SET EXERCISE: Wherever "color" appears in a line, list that line.

PROVIDED ENTRIES:
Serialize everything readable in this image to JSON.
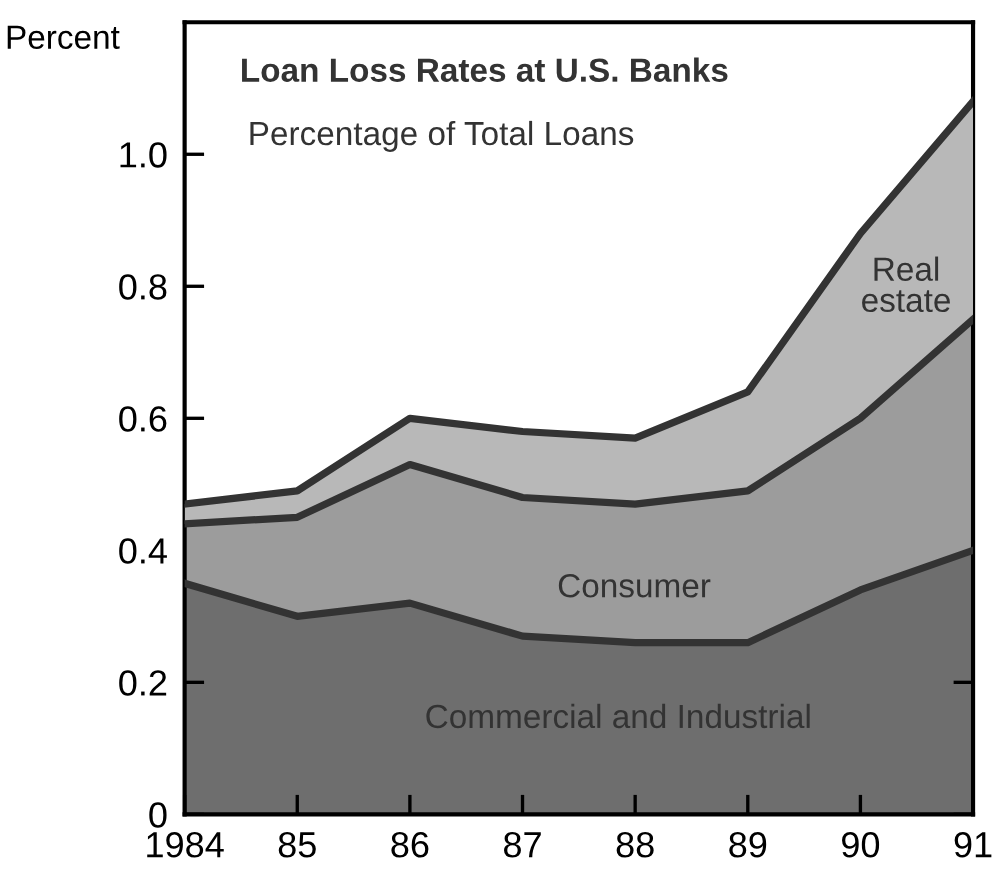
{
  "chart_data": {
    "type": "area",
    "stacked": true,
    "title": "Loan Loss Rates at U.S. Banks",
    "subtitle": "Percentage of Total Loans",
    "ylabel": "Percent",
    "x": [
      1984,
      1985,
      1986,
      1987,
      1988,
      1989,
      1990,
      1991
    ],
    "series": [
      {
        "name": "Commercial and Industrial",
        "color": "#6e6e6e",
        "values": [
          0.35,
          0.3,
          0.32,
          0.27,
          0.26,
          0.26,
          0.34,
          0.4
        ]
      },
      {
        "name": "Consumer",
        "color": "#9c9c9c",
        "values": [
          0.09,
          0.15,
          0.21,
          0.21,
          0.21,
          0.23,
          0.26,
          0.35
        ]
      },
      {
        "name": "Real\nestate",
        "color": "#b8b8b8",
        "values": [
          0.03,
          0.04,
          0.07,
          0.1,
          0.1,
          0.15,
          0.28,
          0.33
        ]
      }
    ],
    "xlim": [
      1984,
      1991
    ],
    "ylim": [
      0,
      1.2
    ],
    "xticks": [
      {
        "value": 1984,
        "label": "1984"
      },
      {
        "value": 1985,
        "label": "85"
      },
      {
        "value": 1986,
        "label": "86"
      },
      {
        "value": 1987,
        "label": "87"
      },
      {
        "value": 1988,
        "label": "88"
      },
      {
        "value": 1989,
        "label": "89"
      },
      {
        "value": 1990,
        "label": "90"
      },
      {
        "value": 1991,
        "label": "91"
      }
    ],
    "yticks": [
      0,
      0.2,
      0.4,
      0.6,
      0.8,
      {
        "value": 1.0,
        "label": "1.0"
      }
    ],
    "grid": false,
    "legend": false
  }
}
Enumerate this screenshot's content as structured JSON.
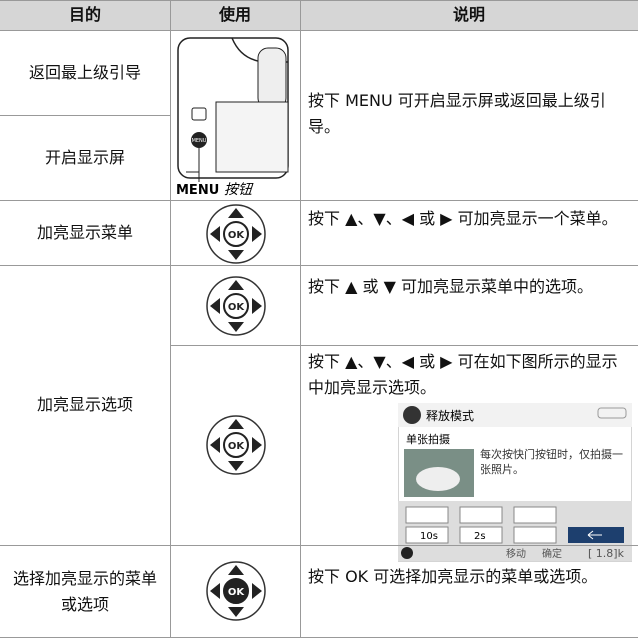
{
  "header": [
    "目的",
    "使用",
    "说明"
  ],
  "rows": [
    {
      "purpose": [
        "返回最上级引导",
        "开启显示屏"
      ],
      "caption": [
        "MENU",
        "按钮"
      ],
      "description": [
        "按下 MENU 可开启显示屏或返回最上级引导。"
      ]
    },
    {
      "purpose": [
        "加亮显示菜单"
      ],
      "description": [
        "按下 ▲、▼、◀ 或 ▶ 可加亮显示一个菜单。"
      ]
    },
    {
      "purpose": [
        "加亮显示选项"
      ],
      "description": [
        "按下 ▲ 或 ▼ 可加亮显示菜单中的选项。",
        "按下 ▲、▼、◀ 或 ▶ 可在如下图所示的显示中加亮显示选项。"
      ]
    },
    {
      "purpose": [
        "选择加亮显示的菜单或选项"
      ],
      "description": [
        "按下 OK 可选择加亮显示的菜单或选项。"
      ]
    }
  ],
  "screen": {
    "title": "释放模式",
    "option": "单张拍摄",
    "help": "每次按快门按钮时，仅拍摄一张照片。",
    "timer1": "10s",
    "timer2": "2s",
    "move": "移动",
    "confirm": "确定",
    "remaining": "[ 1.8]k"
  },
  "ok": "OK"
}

...

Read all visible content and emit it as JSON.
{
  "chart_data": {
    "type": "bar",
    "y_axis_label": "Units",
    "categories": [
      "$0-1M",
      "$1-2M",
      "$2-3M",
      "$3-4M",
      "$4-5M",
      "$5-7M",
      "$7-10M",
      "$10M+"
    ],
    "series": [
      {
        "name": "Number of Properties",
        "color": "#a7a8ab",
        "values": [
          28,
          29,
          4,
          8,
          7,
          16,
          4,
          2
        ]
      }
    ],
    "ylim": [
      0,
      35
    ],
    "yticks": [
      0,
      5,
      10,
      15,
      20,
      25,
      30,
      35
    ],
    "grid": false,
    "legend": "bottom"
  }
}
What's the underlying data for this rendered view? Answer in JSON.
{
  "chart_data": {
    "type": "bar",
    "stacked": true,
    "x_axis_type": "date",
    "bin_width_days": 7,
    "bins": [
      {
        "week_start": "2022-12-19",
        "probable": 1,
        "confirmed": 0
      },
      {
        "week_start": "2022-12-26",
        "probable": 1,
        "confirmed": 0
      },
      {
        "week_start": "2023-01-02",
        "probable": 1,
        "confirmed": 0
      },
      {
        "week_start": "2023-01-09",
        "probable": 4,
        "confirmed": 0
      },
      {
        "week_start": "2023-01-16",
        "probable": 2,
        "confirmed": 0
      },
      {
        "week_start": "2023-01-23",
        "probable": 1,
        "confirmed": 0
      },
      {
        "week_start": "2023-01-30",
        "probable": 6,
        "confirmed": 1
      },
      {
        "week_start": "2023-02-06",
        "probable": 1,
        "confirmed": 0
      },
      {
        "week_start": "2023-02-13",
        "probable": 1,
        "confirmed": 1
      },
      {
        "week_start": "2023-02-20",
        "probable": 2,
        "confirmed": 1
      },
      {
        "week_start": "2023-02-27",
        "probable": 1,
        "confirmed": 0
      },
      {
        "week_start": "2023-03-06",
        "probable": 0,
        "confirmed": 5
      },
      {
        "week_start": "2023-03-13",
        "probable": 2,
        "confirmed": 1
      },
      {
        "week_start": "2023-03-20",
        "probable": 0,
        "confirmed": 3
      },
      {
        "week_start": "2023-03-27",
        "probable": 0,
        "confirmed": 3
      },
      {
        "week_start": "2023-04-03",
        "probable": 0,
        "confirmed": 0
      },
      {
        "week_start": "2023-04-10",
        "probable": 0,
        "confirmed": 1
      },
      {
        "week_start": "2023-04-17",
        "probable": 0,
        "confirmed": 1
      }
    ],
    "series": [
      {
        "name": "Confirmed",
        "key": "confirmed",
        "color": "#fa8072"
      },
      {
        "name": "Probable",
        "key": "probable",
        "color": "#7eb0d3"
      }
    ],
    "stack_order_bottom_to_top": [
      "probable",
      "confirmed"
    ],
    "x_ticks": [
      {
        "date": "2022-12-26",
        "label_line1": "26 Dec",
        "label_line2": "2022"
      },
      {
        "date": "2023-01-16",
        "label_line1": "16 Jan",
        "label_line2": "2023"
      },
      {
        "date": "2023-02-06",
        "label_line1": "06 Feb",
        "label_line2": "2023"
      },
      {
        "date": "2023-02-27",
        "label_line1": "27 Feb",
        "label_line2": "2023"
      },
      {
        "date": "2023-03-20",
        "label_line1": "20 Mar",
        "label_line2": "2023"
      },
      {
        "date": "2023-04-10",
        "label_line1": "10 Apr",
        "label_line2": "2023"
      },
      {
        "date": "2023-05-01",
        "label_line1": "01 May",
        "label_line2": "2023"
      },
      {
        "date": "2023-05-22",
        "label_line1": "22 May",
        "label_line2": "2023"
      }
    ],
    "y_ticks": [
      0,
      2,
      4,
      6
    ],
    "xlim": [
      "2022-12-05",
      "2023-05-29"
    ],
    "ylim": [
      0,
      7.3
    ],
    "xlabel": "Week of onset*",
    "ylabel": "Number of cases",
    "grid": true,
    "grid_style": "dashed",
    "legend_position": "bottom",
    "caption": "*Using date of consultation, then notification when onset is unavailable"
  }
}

RESPONSE BELOW:
        "color": "#6e6e6e",
        "color": "#9c9c9c",
        "color": "#b8b8b8",
        "color": "#a7a8ab",
        "color": "#fa8072"
        "color": "#7eb0d3"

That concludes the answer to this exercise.